» Task requirements
Among the records below, find each line that includes the string "state" and copy it.

» Rows
◆ ◆ ◆

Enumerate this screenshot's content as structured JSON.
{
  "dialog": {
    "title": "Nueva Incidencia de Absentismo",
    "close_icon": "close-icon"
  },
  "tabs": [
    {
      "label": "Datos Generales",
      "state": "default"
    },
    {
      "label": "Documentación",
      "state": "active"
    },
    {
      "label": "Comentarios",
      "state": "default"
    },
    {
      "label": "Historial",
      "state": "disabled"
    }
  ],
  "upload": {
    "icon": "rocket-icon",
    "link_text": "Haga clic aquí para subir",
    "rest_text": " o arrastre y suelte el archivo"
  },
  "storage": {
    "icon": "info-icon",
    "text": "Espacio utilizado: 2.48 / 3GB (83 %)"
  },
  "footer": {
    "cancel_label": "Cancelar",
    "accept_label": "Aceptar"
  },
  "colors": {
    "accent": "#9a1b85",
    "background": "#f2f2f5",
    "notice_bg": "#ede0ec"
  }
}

◆ ◆ ◆

» Problem solution
      "state": "default"
      "state": "active"
      "state": "default"
      "state": "disabled"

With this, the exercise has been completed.